Speaking at a dialogue organised by the Citizen’s Platform for SDGs Bangladesh in Dhaka today (31 March), titled “Thoughts on the First Budget of the New Government”, he said the energy shock is unfolding within a constrained policy environment, limiting the government’s ability to respond effectively.
Debapriya said Bangladesh’s energy import strategy is increasingly restricted by provisions under the US-Bangladesh Trade Agreement.
“Clauses related to sanctions alignment and ‘non-market country’ considerations have created a situation where accessing cheaper alternatives such as Russian oil requires a formal waiver from the United States,” he said.
“This has reduced our procurement flexibility at a time when global energy prices remain volatile.”
Triple-threat macro impacts
The CPD distinguished fellow said the crisis is creating a three-dimensional macroeconomic impact across fiscal, external and monetary fronts.
On the fiscal side, he said the power sector subsidy, estimated at Tk37,000 crore, is creating tension with reform commitments under the International Monetary Fund programme.
“We are facing a clear inconsistency between maintaining large subsidies and meeting IMF conditions on subsidy rationalisation within the stipulated timeframe,” he said.

Problem to solve ::
Please copy the passage on Bangladesh's energy shock starting at "On the fiscal" and ending at "Monetary Fund programme.", substituting "energy subsidy" for "power sector subsidy".

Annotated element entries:
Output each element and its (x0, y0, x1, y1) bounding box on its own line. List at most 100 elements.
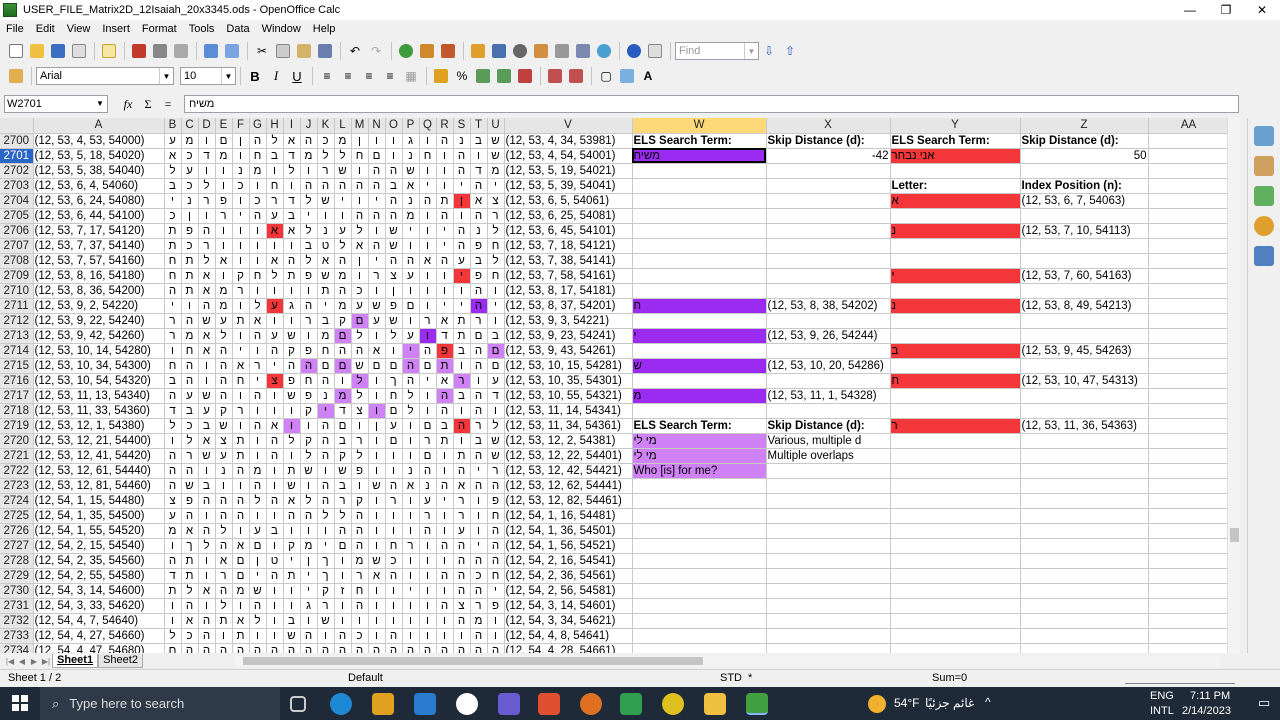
cell-aa[interactable] (1148, 298, 1230, 314)
letter-cell[interactable]: א (402, 478, 420, 494)
cell-x[interactable] (766, 493, 891, 509)
letter-cell[interactable]: ו (453, 403, 471, 419)
cell-aa[interactable] (1148, 463, 1230, 479)
letter-cell[interactable]: ה (334, 643, 352, 653)
cell-y[interactable] (890, 568, 1021, 584)
cell-z[interactable] (1020, 538, 1149, 554)
letter-cell[interactable]: ת (283, 568, 301, 584)
letter-cell[interactable]: ל (283, 433, 301, 449)
print-icon[interactable] (150, 41, 170, 61)
letter-cell[interactable]: ה (351, 538, 369, 554)
letter-cell[interactable]: ם (487, 358, 505, 374)
letter-cell[interactable]: ת (436, 358, 454, 374)
letter-cell[interactable]: ו (266, 583, 284, 599)
tab-sheet1[interactable]: Sheet1 (52, 654, 99, 668)
letter-cell[interactable]: פ (470, 268, 488, 284)
cell-w[interactable] (632, 553, 767, 569)
letter-cell[interactable]: ב (470, 253, 488, 269)
cell-y[interactable] (890, 403, 1021, 419)
letter-cell[interactable]: ת (232, 448, 250, 464)
cell-coordinate-v[interactable]: (12, 53, 12, 22, 54401) (504, 448, 633, 464)
letter-cell[interactable]: א (198, 433, 216, 449)
letter-cell[interactable]: ע (334, 223, 352, 239)
letter-cell[interactable]: ה (215, 373, 233, 389)
letter-cell[interactable]: ם (334, 418, 352, 434)
letter-cell[interactable]: ש (283, 478, 301, 494)
letter-cell[interactable]: ו (351, 193, 369, 209)
letter-cell[interactable]: י (402, 583, 420, 599)
row-header[interactable]: 2730 (0, 583, 34, 599)
cell-y[interactable]: Letter: (890, 178, 1021, 194)
letter-cell[interactable]: כ (181, 418, 199, 434)
letter-cell[interactable]: ו (266, 388, 284, 404)
cell-aa[interactable] (1148, 613, 1230, 629)
cell-aa[interactable] (1148, 373, 1230, 389)
cell-x[interactable]: Skip Distance (d): (766, 133, 891, 149)
letter-cell[interactable]: ה (198, 493, 216, 509)
font-size-box[interactable]: 10 ▼ (180, 67, 236, 85)
letter-cell[interactable]: ב (164, 178, 182, 194)
letter-cell[interactable]: ד (198, 148, 216, 164)
letter-cell[interactable]: ו (198, 508, 216, 524)
letter-cell[interactable]: ה (249, 643, 267, 653)
letter-cell[interactable]: ם (419, 448, 437, 464)
cell-coordinate-v[interactable]: (12, 54, 2, 56, 54581) (504, 583, 633, 599)
tray-chevron-icon[interactable]: ^ (985, 695, 991, 709)
letter-cell[interactable]: ש (385, 313, 403, 329)
letter-cell[interactable]: ו (317, 208, 335, 224)
letter-cell[interactable]: ש (198, 448, 216, 464)
letter-cell[interactable]: ו (232, 238, 250, 254)
letter-cell[interactable]: ה (385, 193, 403, 209)
letter-cell[interactable]: נ (215, 463, 233, 479)
cell-coordinate-v[interactable]: (12, 54, 3, 14, 54601) (504, 598, 633, 614)
letter-cell[interactable]: ו (419, 613, 437, 629)
letter-cell[interactable]: ו (300, 478, 318, 494)
cell-z[interactable] (1020, 478, 1149, 494)
letter-cell[interactable]: ע (215, 448, 233, 464)
cell-aa[interactable] (1148, 313, 1230, 329)
cell-coordinate[interactable]: (12, 54, 1, 35, 54500) (33, 508, 165, 524)
letter-cell[interactable]: ע (198, 403, 216, 419)
letter-cell[interactable]: ו (419, 403, 437, 419)
letter-cell[interactable]: ו (436, 148, 454, 164)
letter-cell[interactable]: ה (249, 478, 267, 494)
letter-cell[interactable]: י (419, 373, 437, 389)
cell-z[interactable] (1020, 463, 1149, 479)
letter-cell[interactable]: מ (249, 163, 267, 179)
letter-cell[interactable]: ו (266, 403, 284, 419)
cell-w[interactable] (632, 598, 767, 614)
letter-cell[interactable]: ה (266, 568, 284, 584)
letter-cell[interactable]: ע (453, 253, 471, 269)
last-sheet-icon[interactable]: ▶| (40, 657, 52, 666)
letter-cell[interactable]: ה (164, 478, 182, 494)
letter-cell[interactable]: ו (453, 433, 471, 449)
column-header[interactable]: P (402, 118, 420, 134)
letter-cell[interactable]: ע (419, 493, 437, 509)
letter-cell[interactable]: פ (300, 268, 318, 284)
letter-cell[interactable]: ו (351, 418, 369, 434)
letter-cell[interactable]: ח (419, 148, 437, 164)
letter-cell[interactable]: ה (215, 493, 233, 509)
menu-edit[interactable]: Edit (30, 23, 61, 35)
letter-cell[interactable]: צ (351, 403, 369, 419)
cell-w[interactable] (632, 238, 767, 254)
letter-cell[interactable]: ב (436, 418, 454, 434)
letter-cell[interactable]: א (181, 613, 199, 629)
letter-cell[interactable]: כ (249, 193, 267, 209)
letter-cell[interactable]: ה (249, 418, 267, 434)
letter-cell[interactable]: ו (266, 598, 284, 614)
letter-cell[interactable]: ד (470, 163, 488, 179)
gallery-sidebar-icon[interactable] (1254, 186, 1274, 206)
letter-cell[interactable]: ת (283, 463, 301, 479)
letter-cell[interactable]: ב (266, 523, 284, 539)
letter-cell[interactable]: ו (266, 628, 284, 644)
letter-cell[interactable]: ו (368, 538, 386, 554)
cell-coordinate[interactable]: (12, 53, 10, 54, 54320) (33, 373, 165, 389)
letter-cell[interactable]: פ (181, 493, 199, 509)
show-draw-icon[interactable] (489, 41, 509, 61)
letter-cell[interactable]: ו (419, 163, 437, 179)
letter-cell[interactable]: ו (368, 373, 386, 389)
letter-cell[interactable]: ע (402, 328, 420, 344)
cell-z[interactable]: (12, 53, 6, 7, 54063) (1020, 193, 1149, 209)
letter-cell[interactable]: ל (198, 538, 216, 554)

Result for this task ::
On the fiscal side, he said the energy subsidy, estimated at Tk37,000 crore, is creating tension with reform commitments under the International Monetary Fund programme.